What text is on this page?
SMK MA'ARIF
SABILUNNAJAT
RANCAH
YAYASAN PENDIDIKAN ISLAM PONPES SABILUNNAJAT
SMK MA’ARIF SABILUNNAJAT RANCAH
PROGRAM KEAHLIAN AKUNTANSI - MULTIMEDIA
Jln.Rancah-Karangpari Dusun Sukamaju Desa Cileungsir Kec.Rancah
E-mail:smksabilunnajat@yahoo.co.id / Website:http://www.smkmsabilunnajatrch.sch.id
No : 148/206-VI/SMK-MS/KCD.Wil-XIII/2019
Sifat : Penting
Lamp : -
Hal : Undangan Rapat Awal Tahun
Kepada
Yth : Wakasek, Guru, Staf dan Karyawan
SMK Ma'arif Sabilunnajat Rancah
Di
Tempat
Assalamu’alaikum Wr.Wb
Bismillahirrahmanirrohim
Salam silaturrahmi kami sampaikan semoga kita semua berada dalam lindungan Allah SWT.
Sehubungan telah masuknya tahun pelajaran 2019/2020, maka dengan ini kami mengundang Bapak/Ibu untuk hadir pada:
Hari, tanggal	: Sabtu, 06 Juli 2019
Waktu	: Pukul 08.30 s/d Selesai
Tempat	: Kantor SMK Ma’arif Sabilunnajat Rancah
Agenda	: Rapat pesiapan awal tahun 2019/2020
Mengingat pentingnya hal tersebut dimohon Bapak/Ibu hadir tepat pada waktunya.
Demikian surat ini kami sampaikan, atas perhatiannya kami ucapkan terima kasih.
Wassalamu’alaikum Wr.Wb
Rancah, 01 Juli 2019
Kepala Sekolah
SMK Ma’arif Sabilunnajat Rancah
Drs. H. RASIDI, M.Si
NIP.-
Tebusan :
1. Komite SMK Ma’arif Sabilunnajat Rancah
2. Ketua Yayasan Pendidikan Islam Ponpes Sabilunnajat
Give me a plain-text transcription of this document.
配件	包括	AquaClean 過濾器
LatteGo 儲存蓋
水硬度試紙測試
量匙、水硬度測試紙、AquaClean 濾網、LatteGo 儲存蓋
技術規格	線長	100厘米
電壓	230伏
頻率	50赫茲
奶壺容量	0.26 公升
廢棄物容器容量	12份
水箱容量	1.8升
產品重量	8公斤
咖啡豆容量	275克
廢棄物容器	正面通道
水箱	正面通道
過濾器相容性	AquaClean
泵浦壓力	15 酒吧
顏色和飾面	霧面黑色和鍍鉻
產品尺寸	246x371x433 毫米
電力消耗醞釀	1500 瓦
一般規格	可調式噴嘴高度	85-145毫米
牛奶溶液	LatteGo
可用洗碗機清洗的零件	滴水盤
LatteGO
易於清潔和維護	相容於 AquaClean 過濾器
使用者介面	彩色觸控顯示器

#### WORK TO BE COMPLETED:
Repeat exactly the lines above from the line that contains "Give me a plain-text" through the end. Include both of these ends; leave out everything else.

#### RESPONSE FOR THIS EXERCISE:
Give me a plain-text transcription of this document.
配件	包括	AquaClean 過濾器
LatteGo 儲存蓋
水硬度試紙測試
量匙、水硬度測試紙、AquaClean 濾網、LatteGo 儲存蓋
技術規格	線長	100厘米
電壓	230伏
頻率	50赫茲
奶壺容量	0.26 公升
廢棄物容器容量	12份
水箱容量	1.8升
產品重量	8公斤
咖啡豆容量	275克
廢棄物容器	正面通道
水箱	正面通道
過濾器相容性	AquaClean
泵浦壓力	15 酒吧
顏色和飾面	霧面黑色和鍍鉻
產品尺寸	246x371x433 毫米
電力消耗醞釀	1500 瓦
一般規格	可調式噴嘴高度	85-145毫米
牛奶溶液	LatteGo
可用洗碗機清洗的零件	滴水盤
LatteGO
易於清潔和維護	相容於 AquaClean 過濾器
使用者介面	彩色觸控顯示器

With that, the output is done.